[Dataset records]
◇ ◇ ◇ ◇

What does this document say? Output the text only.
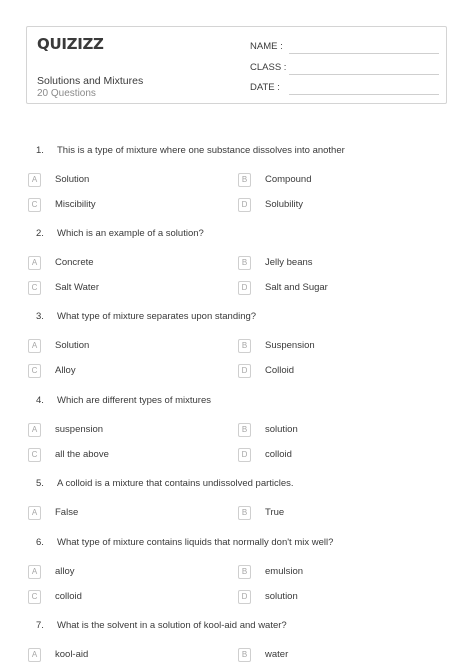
QUIZIZZ
Solutions and Mixtures
20 Questions
NAME :
CLASS :
DATE :
1. This is a type of mixture where one substance dissolves into another
A	Solution	B	Compound
C	Miscibility	D	Solubility
2. Which is an example of a solution?
A	Concrete	B	Jelly beans
C	Salt Water	D	Salt and Sugar
3. What type of mixture separates upon standing?
A	Solution	B	Suspension
C	Alloy	D	Colloid
4. Which are different types of mixtures
A	suspension	B	solution
C	all the above	D	colloid
5. A colloid is a mixture that contains undissolved particles.
A	False	B	True
6. What type of mixture contains liquids that normally don't mix well?
A	alloy	B	emulsion
C	colloid	D	solution
7. What is the solvent in a solution of kool-aid and water?
A	kool-aid	B	water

◇ ◇ ◇ ◇

= Directions for this task =
Return every line above in which the string "contains" occurs.

= The result =
5. A colloid is a mixture that contains undissolved particles.
6. What type of mixture contains liquids that normally don't mix well?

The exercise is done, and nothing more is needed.